*** Supplied entries

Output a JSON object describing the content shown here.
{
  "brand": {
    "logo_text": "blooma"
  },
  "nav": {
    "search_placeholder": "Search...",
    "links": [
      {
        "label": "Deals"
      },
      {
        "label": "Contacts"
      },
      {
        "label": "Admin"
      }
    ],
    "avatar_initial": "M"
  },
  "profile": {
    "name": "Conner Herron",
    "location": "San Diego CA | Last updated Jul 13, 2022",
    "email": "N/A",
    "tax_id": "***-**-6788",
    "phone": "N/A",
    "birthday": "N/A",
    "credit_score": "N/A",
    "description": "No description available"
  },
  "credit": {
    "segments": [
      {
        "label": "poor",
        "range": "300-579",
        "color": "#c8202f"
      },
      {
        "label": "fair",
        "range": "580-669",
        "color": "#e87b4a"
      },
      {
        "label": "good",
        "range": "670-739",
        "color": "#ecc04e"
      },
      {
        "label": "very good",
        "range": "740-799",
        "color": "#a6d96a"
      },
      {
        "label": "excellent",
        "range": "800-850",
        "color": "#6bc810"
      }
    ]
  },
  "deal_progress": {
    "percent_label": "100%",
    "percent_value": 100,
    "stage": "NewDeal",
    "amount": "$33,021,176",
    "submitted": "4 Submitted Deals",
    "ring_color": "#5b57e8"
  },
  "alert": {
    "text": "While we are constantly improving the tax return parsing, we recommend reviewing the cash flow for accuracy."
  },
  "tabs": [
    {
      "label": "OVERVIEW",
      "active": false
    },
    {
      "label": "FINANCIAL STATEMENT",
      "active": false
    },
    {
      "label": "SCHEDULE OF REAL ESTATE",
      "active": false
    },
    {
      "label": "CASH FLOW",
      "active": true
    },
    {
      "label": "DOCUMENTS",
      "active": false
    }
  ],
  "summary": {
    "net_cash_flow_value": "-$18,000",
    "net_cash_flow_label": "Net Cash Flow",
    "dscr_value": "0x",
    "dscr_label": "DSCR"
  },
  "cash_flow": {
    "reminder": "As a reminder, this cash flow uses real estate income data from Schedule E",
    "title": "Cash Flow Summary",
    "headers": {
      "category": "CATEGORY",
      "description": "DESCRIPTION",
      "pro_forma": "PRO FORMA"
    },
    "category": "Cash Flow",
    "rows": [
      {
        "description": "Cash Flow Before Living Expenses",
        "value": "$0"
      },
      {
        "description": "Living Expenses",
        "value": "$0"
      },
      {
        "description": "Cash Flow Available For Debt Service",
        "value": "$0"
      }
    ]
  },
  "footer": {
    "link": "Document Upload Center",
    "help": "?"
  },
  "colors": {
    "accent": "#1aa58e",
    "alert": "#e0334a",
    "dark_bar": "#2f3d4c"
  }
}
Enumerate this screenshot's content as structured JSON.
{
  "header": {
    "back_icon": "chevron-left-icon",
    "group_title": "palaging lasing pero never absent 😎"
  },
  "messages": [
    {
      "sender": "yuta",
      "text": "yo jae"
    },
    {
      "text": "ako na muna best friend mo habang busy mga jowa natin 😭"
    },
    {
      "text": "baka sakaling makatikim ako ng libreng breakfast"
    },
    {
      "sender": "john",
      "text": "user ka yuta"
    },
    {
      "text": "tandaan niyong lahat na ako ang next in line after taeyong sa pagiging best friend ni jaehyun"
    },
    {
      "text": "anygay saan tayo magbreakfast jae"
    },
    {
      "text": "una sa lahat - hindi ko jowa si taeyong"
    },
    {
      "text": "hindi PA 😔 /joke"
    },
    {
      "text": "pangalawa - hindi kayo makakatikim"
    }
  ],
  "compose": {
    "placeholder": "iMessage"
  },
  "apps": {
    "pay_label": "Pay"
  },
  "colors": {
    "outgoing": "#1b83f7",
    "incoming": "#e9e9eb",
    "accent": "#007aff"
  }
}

******

__Your task__. Show every line in the records above that contains the word "lahat".

__Exercise output__.
      "text": "tandaan niyong lahat na ako ang next in line after taeyong sa pagiging best friend ni jaehyun"
      "text": "una sa lahat - hindi ko jowa si taeyong"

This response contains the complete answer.